TASK DESCRIPTION :: Extract from the listing each line in which the word "Tahun" appears.

══════

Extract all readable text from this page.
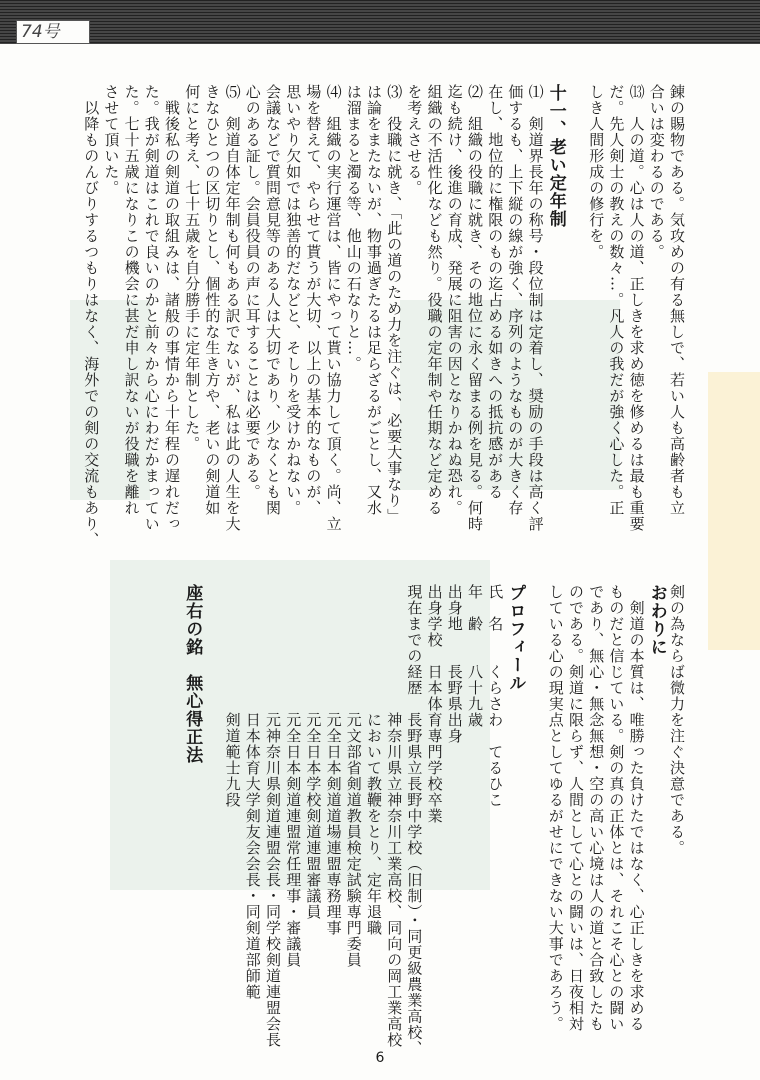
74号
錬の賜物である。気攻めの有る無しで、若い人も高齢者も立
合いは変わるのである。
⒀　人の道。心は人の道、正しきを求め徳を修めるは最も重要
だ。先人剣士の教えの数々…。凡人の我だが強く心した。正
しき人間形成の修行を。
十一、老い定年制
⑴　剣道界長年の称号・段位制は定着し、奨励の手段は高く評
価するも、上下縦の線が強く、序列のようなものが大きく存
在し、地位的に権限のもの迄占める如きへの抵抗感がある
⑵　組織の役職に就き、その地位に永く留まる例を見る。何時
迄も続け、後進の育成、発展に阻害の因となりかねぬ恐れ。
組織の不活性化なども然り。役職の定年制や任期など定める
を考えさせる。
⑶　役職に就き、「此の道のため力を注ぐは、必要大事なり」
は論をまたないが、物事過ぎたるは足らざるがごとし、又水
は溜まると濁る等、他山の石なりと…。
⑷　組織の実行運営は、皆にやって貰い協力して頂く。尚、立
場を替えて、やらせて貰うが大切、以上の基本的なものが、
思いやり欠如では独善的だなどと、そしりを受けかねない。
会議などで質問意見等のある人は大切であり、少なくとも関
心のある証し。会員役員の声に耳することは必要である。
⑸　剣道自体定年制も何もある訳でないが、私は此の人生を大
きなひとつの区切りとし、個性的な生き方や、老いの剣道如
何にと考え、七十五歳を自分勝手に定年制とした。
　戦後私の剣道の取組みは、諸般の事情から十年程の遅れだっ
た。我が剣道はこれで良いのかと前々から心にわだかまってい
た。七十五歳になりこの機会に甚だ申し訳ないが役職を離れ
させて頂いた。
　以降ものんびりするつもりはなく、海外での剣の交流もあり、
剣の為ならば微力を注ぐ決意である。
おわりに
　剣道の本質は、唯勝った負けたではなく、心正しきを求める
ものだと信じている。剣の真の正体とは、それこそ心との闘い
であり、無心・無念無想・空の高い心境は人の道と合致したも
のである。剣道に限らず、人間として心との闘いは、日夜相対
している心の現実点としてゆるがせにできない大事であろう。
プロフィール
氏　名　　くらさわ　てるひこ
年　齢　　八十九歳
出身地　　長野県出身
出身学校　日本体育専門学校卒業
現在までの経歴　長野県立長野中学校（旧制）・同更級農業高校、
　　　　　　　　神奈川県立神奈川工業高校、同向の岡工業高校
　　　　　　　　において教鞭をとり、定年退職
　　　　　　　　元文部省剣道教員検定試験専門委員
　　　　　　　　元全日本剣道道場連盟専務理事
　　　　　　　　元全日本学校剣道連盟審議員
　　　　　　　　元全日本剣道連盟常任理事・審議員
　　　　　　　　元神奈川県剣道連盟会長・同学校剣道連盟会長
　　　　　　　　日本体育大学剣友会会長・同剣道部師範
　　　　　　　　剣道範士九段
座右の銘　無心得正法
6
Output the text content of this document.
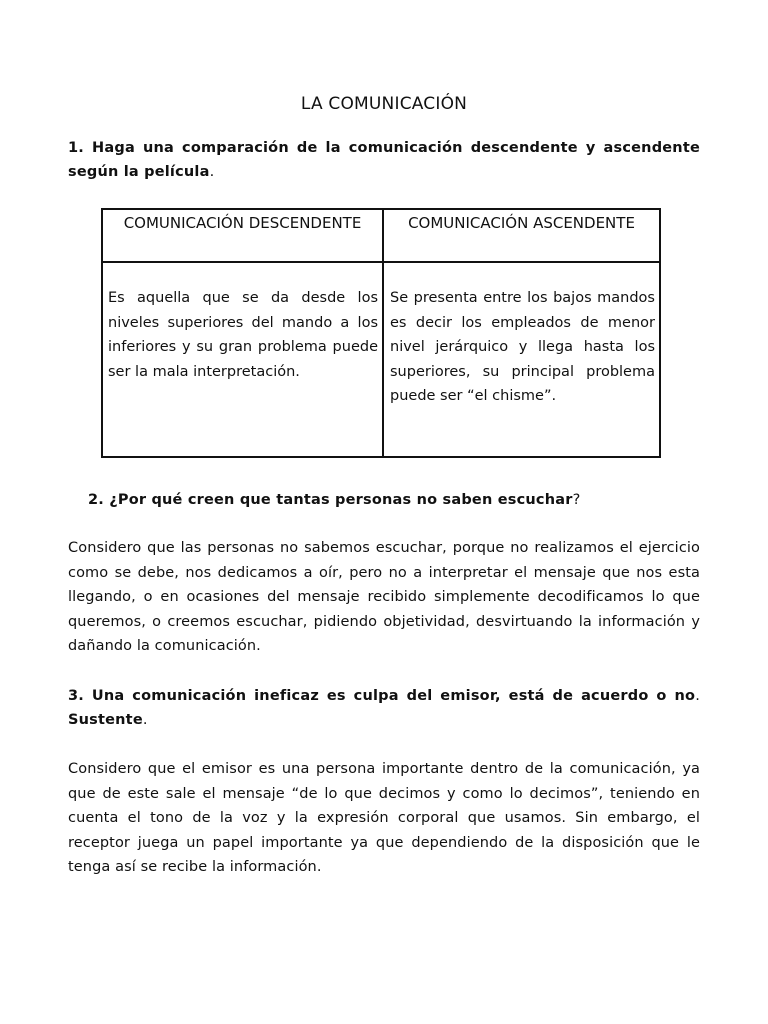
LA COMUNICACIÓN
1. Haga una comparación de la comunicación descendente y ascendente según la película.
COMUNICACIÓN DESCENDENTE	COMUNICACIÓN ASCENDENTE
Es aquella que se da desde los niveles superiores del mando a los inferiores y su gran problema puede ser la mala interpretación.
Se presenta entre los bajos mandos es decir los empleados de menor nivel jerárquico y llega hasta los superiores, su principal problema puede ser “el chisme”.
2. ¿Por qué creen que tantas personas no saben escuchar?
Considero que las personas no sabemos escuchar, porque no realizamos el ejercicio como se debe, nos dedicamos a oír, pero no a interpretar el mensaje que nos esta llegando, o en ocasiones del mensaje recibido simplemente decodificamos lo que queremos, o creemos escuchar, pidiendo objetividad, desvirtuando la información y dañando la comunicación.
3. Una comunicación ineficaz es culpa del emisor, está de acuerdo o no. Sustente.
Considero que el emisor es una persona importante dentro de la comunicación, ya que de este sale el mensaje “de lo que decimos y como lo decimos”, teniendo en cuenta el tono de la voz y la expresión corporal que usamos. Sin embargo, el receptor juega un papel importante ya que dependiendo de la disposición que le tenga así se recibe la información.
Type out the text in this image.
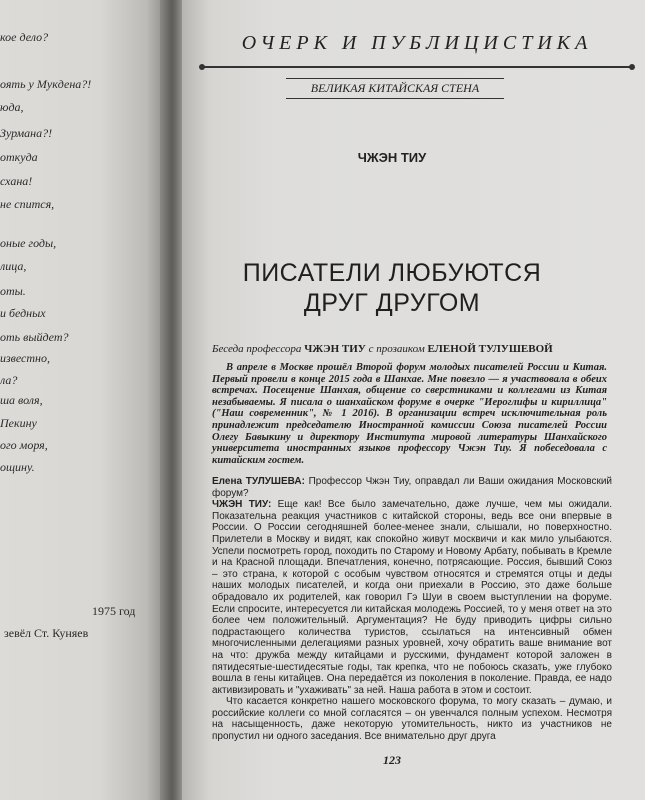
кое дело?
оять у Мукдена?!
юда,
Зурмана?!
откуда
схана!
не спится,
оные годы,
лица,
оты.
и бедных
оть выйдет?
известно,
ла?
ша воля,
Пекину
ого моря,
ощину.
1975 год
зевёл Ст. Куняев
ОЧЕРК И ПУБЛИЦИСТИКА
ВЕЛИКАЯ КИТАЙСКАЯ СТЕНА
ЧЖЭН ТИУ
ПИСАТЕЛИ ЛЮБУЮТСЯ
ДРУГ ДРУГОМ
Беседа профессора ЧЖЭН ТИУ с прозаиком ЕЛЕНОЙ ТУЛУШЕВОЙ

В апреле в Москве прошёл Второй форум молодых писателей России и Китая. Первый провели в конце 2015 года в Шанхае. Мне повезло — я участвовала в обеих встречах. Посещение Шанхая, общение со сверстниками и коллегами из Китая незабываемы. Я писала о шанхайском форуме в очерке "Иероглифы и кириллица" ("Наш современник", № 1 2016). В организации встреч исключительная роль принадлежит председателю Иностранной комиссии Союза писателей России Олегу Бавыкину и директору Института мировой литературы Шанхайского университета иностранных языков профессору Чжэн Тиу. Я побеседовала с китайским гостем.

Елена ТУЛУШЕВА: Профессор Чжэн Тиу, оправдал ли Ваши ожидания Московский форум?

ЧЖЭН ТИУ: Еще как! Все было замечательно, даже лучше, чем мы ожидали. Показательна реакция участников с китайской стороны, ведь все они впервые в России. О России сегодняшней более-менее знали, слышали, но поверхностно. Прилетели в Москву и видят, как спокойно живут москвичи и как мило улыбаются. Успели посмотреть город, походить по Старому и Новому Арбату, побывать в Кремле и на Красной площади. Впечатления, конечно, потрясающие. Россия, бывший Союз – это страна, к которой с особым чувством относятся и стремятся отцы и деды наших молодых писателей, и когда они приехали в Россию, это даже больше обрадовало их родителей, как говорил Гэ Шуи в своем выступлении на форуме. Если спросите, интересуется ли китайская молодежь Россией, то у меня ответ на это более чем положительный. Аргументация? Не буду приводить цифры сильно подрастающего количества туристов, ссылаться на интенсивный обмен многочисленными делегациями разных уровней, хочу обратить ваше внимание вот на что: дружба между китайцами и русскими, фундамент которой заложен в пятидесятые-шестидесятые годы, так крепка, что не побоюсь сказать, уже глубоко вошла в гены китайцев. Она передаётся из поколения в поколение. Правда, ее надо активизировать и "ухаживать" за ней. Наша работа в этом и состоит.

Что касается конкретно нашего московского форума, то могу сказать – думаю, и российские коллеги со мной согласятся – он увенчался полным успехом. Несмотря на насыщенность, даже некоторую утомительность, никто из участников не пропустил ни одного заседания. Все внимательно друг друга

123
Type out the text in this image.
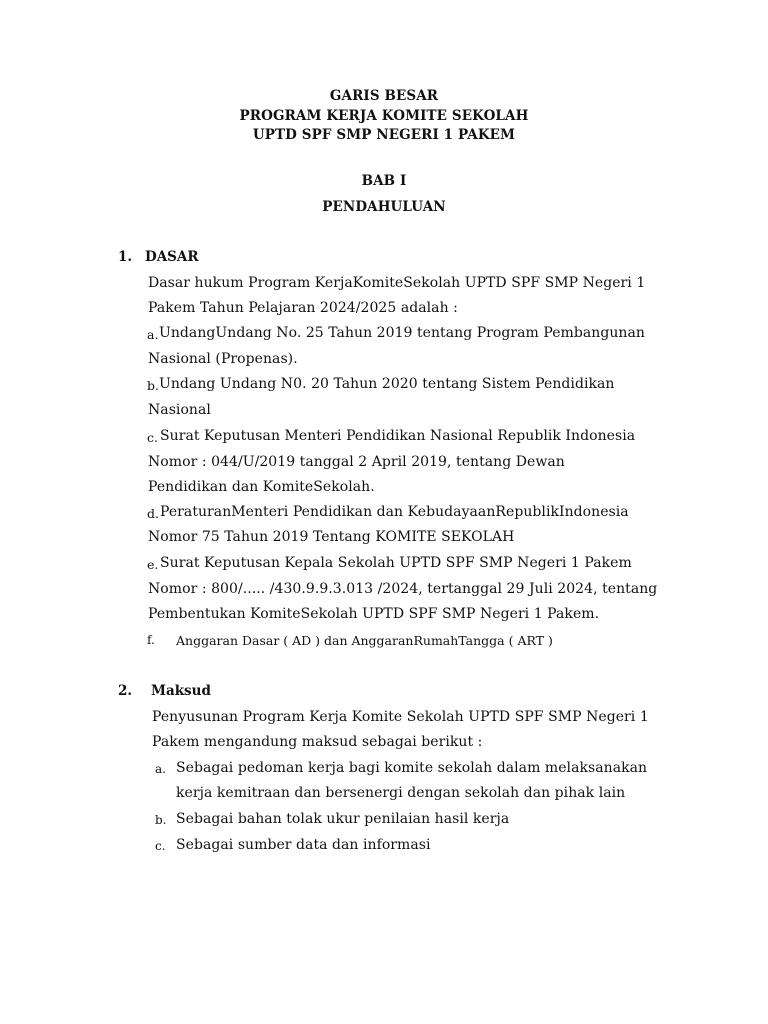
GARIS BESAR
PROGRAM KERJA KOMITE SEKOLAH
UPTD SPF SMP NEGERI 1 PAKEM
BAB I
PENDAHULUAN
1. DASAR
Dasar hukum Program KerjaKomiteSekolah UPTD SPF SMP Negeri 1
Pakem Tahun Pelajaran 2024/2025 adalah :
a. UndangUndang No. 25 Tahun 2019 tentang Program Pembangunan
Nasional (Propenas).
b. Undang Undang N0. 20 Tahun 2020 tentang Sistem Pendidikan
Nasional
c. Surat Keputusan Menteri Pendidikan Nasional Republik Indonesia
Nomor : 044/U/2019 tanggal 2 April 2019, tentang Dewan
Pendidikan dan KomiteSekolah.
d. PeraturanMenteri Pendidikan dan KebudayaanRepublikIndonesia
Nomor 75 Tahun 2019 Tentang KOMITE SEKOLAH
e. Surat Keputusan Kepala Sekolah UPTD SPF SMP Negeri 1 Pakem
Nomor : 800/..... /430.9.9.3.013 /2024, tertanggal 29 Juli 2024, tentang
Pembentukan KomiteSekolah UPTD SPF SMP Negeri 1 Pakem.
f. Anggaran Dasar ( AD ) dan AnggaranRumahTangga ( ART )
2. Maksud
Penyusunan Program Kerja Komite Sekolah UPTD SPF SMP Negeri 1
Pakem mengandung maksud sebagai berikut :
a. Sebagai pedoman kerja bagi komite sekolah dalam melaksanakan
kerja kemitraan dan bersenergi dengan sekolah dan pihak lain
b. Sebagai bahan tolak ukur penilaian hasil kerja
c. Sebagai sumber data dan informasi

══════

RESPONSE FOR THIS EXERCISE ::
Pakem Tahun Pelajaran 2024/2025 adalah :
a. UndangUndang No. 25 Tahun 2019 tentang Program Pembangunan
b. Undang Undang N0. 20 Tahun 2020 tentang Sistem Pendidikan
Nomor 75 Tahun 2019 Tentang KOMITE SEKOLAH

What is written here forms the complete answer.